Directions for this task: Each entry in the listing below should be restated word for word.

The input:
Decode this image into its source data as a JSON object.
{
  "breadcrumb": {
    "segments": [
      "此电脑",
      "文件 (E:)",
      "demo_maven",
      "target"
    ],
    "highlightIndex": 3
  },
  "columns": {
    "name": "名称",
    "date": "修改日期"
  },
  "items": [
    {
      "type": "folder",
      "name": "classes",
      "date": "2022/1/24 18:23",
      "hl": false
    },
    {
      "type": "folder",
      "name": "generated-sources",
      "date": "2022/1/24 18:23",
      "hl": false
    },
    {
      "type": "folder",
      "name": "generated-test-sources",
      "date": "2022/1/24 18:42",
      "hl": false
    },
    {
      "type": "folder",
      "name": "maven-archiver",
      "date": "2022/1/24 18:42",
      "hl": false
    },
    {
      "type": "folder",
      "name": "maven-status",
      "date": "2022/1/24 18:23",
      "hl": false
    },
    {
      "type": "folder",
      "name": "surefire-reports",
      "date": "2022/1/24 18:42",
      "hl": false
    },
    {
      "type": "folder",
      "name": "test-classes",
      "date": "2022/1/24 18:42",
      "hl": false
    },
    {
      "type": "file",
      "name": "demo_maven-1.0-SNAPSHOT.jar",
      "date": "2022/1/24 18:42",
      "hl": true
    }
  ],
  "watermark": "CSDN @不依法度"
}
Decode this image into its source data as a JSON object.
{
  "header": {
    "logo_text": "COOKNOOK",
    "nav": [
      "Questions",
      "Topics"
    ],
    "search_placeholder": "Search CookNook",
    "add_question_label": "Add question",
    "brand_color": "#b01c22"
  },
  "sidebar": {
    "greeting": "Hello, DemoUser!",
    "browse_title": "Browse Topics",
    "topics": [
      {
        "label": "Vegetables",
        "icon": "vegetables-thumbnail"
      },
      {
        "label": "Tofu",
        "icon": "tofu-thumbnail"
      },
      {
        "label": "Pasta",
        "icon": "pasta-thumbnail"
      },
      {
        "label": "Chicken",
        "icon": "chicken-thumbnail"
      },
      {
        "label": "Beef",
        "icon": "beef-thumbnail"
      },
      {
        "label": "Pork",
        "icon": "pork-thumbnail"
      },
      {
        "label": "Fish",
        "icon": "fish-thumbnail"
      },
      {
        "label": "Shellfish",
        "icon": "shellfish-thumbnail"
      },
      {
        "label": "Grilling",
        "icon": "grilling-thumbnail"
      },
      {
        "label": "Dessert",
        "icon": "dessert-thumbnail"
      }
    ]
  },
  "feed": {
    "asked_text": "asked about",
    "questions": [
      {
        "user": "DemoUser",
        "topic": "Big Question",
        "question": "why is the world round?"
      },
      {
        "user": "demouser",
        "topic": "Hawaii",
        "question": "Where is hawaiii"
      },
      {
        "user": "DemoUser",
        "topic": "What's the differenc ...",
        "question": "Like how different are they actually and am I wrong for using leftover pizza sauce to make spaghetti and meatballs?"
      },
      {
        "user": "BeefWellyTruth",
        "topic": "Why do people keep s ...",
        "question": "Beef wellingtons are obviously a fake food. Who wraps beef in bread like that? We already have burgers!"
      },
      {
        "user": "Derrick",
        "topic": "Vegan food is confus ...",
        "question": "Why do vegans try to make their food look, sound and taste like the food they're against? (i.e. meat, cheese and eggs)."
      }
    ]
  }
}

Solution:
Decode this image into its source data as a JSON object.
{
  "breadcrumb": {
    "segments": [
      "此电脑",
      "文件 (E:)",
      "demo_maven",
      "target"
    ],
    "highlightIndex": 3
  },
  "columns": {
    "name": "名称",
    "date": "修改日期"
  },
  "items": [
    {
      "type": "folder",
      "name": "classes",
      "date": "2022/1/24 18:23",
      "hl": false
    },
    {
      "type": "folder",
      "name": "generated-sources",
      "date": "2022/1/24 18:23",
      "hl": false
    },
    {
      "type": "folder",
      "name": "generated-test-sources",
      "date": "2022/1/24 18:42",
      "hl": false
    },
    {
      "type": "folder",
      "name": "maven-archiver",
      "date": "2022/1/24 18:42",
      "hl": false
    },
    {
      "type": "folder",
      "name": "maven-status",
      "date": "2022/1/24 18:23",
      "hl": false
    },
    {
      "type": "folder",
      "name": "surefire-reports",
      "date": "2022/1/24 18:42",
      "hl": false
    },
    {
      "type": "folder",
      "name": "test-classes",
      "date": "2022/1/24 18:42",
      "hl": false
    },
    {
      "type": "file",
      "name": "demo_maven-1.0-SNAPSHOT.jar",
      "date": "2022/1/24 18:42",
      "hl": true
    }
  ],
  "watermark": "CSDN @不依法度"
}
Decode this image into its source data as a JSON object.
{
  "header": {
    "logo_text": "COOKNOOK",
    "nav": [
      "Questions",
      "Topics"
    ],
    "search_placeholder": "Search CookNook",
    "add_question_label": "Add question",
    "brand_color": "#b01c22"
  },
  "sidebar": {
    "greeting": "Hello, DemoUser!",
    "browse_title": "Browse Topics",
    "topics": [
      {
        "label": "Vegetables",
        "icon": "vegetables-thumbnail"
      },
      {
        "label": "Tofu",
        "icon": "tofu-thumbnail"
      },
      {
        "label": "Pasta",
        "icon": "pasta-thumbnail"
      },
      {
        "label": "Chicken",
        "icon": "chicken-thumbnail"
      },
      {
        "label": "Beef",
        "icon": "beef-thumbnail"
      },
      {
        "label": "Pork",
        "icon": "pork-thumbnail"
      },
      {
        "label": "Fish",
        "icon": "fish-thumbnail"
      },
      {
        "label": "Shellfish",
        "icon": "shellfish-thumbnail"
      },
      {
        "label": "Grilling",
        "icon": "grilling-thumbnail"
      },
      {
        "label": "Dessert",
        "icon": "dessert-thumbnail"
      }
    ]
  },
  "feed": {
    "asked_text": "asked about",
    "questions": [
      {
        "user": "DemoUser",
        "topic": "Big Question",
        "question": "why is the world round?"
      },
      {
        "user": "demouser",
        "topic": "Hawaii",
        "question": "Where is hawaiii"
      },
      {
        "user": "DemoUser",
        "topic": "What's the differenc ...",
        "question": "Like how different are they actually and am I wrong for using leftover pizza sauce to make spaghetti and meatballs?"
      },
      {
        "user": "BeefWellyTruth",
        "topic": "Why do people keep s ...",
        "question": "Beef wellingtons are obviously a fake food. Who wraps beef in bread like that? We already have burgers!"
      },
      {
        "user": "Derrick",
        "topic": "Vegan food is confus ...",
        "question": "Why do vegans try to make their food look, sound and taste like the food they're against? (i.e. meat, cheese and eggs)."
      }
    ]
  }
}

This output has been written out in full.